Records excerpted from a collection
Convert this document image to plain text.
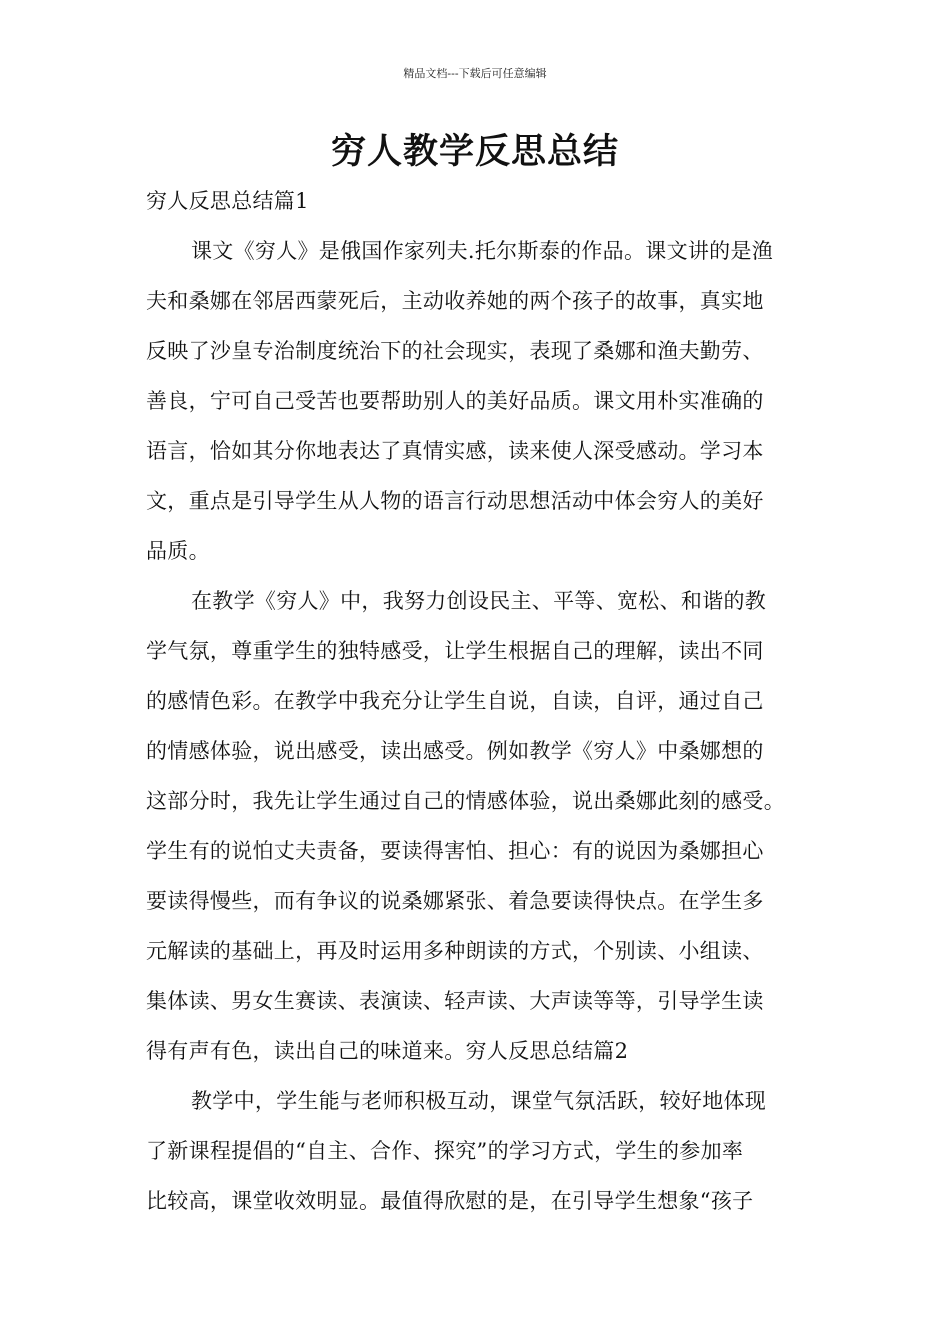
精品文档---下载后可任意编辑
穷人教学反思总结
穷人反思总结篇1
课文《穷人》是俄国作家列夫.托尔斯泰的作品。课文讲的是渔
夫和桑娜在邻居西蒙死后，主动收养她的两个孩子的故事，真实地
反映了沙皇专治制度统治下的社会现实，表现了桑娜和渔夫勤劳、
善良，宁可自己受苦也要帮助别人的美好品质。课文用朴实准确的
语言，恰如其分你地表达了真情实感，读来使人深受感动。学习本
文，重点是引导学生从人物的语言行动思想活动中体会穷人的美好
品质。
在教学《穷人》中，我努力创设民主、平等、宽松、和谐的教
学气氛，尊重学生的独特感受，让学生根据自己的理解，读出不同
的感情色彩。在教学中我充分让学生自说，自读，自评，通过自己
的情感体验，说出感受，读出感受。例如教学《穷人》中桑娜想的
这部分时，我先让学生通过自己的情感体验，说出桑娜此刻的感受。
学生有的说怕丈夫责备，要读得害怕、担心：有的说因为桑娜担心
要读得慢些，而有争议的说桑娜紧张、着急要读得快点。在学生多
元解读的基础上，再及时运用多种朗读的方式，个别读、小组读、
集体读、男女生赛读、表演读、轻声读、大声读等等，引导学生读
得有声有色，读出自己的味道来。穷人反思总结篇2
教学中，学生能与老师积极互动，课堂气氛活跃，较好地体现
了新课程提倡的“自主、合作、探究”的学习方式，学生的参加率
比较高，课堂收效明显。最值得欣慰的是，在引导学生想象“孩子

* Exercise description:
Repeat the entries exactly. Pictures are excluded from the copy.

* Task result:
Convert this document image to plain text.
精品文档---下载后可任意编辑
穷人教学反思总结
穷人反思总结篇1
课文《穷人》是俄国作家列夫.托尔斯泰的作品。课文讲的是渔
夫和桑娜在邻居西蒙死后，主动收养她的两个孩子的故事，真实地
反映了沙皇专治制度统治下的社会现实，表现了桑娜和渔夫勤劳、
善良，宁可自己受苦也要帮助别人的美好品质。课文用朴实准确的
语言，恰如其分你地表达了真情实感，读来使人深受感动。学习本
文，重点是引导学生从人物的语言行动思想活动中体会穷人的美好
品质。
在教学《穷人》中，我努力创设民主、平等、宽松、和谐的教
学气氛，尊重学生的独特感受，让学生根据自己的理解，读出不同
的感情色彩。在教学中我充分让学生自说，自读，自评，通过自己
的情感体验，说出感受，读出感受。例如教学《穷人》中桑娜想的
这部分时，我先让学生通过自己的情感体验，说出桑娜此刻的感受。
学生有的说怕丈夫责备，要读得害怕、担心：有的说因为桑娜担心
要读得慢些，而有争议的说桑娜紧张、着急要读得快点。在学生多
元解读的基础上，再及时运用多种朗读的方式，个别读、小组读、
集体读、男女生赛读、表演读、轻声读、大声读等等，引导学生读
得有声有色，读出自己的味道来。穷人反思总结篇2
教学中，学生能与老师积极互动，课堂气氛活跃，较好地体现
了新课程提倡的“自主、合作、探究”的学习方式，学生的参加率
比较高，课堂收效明显。最值得欣慰的是，在引导学生想象“孩子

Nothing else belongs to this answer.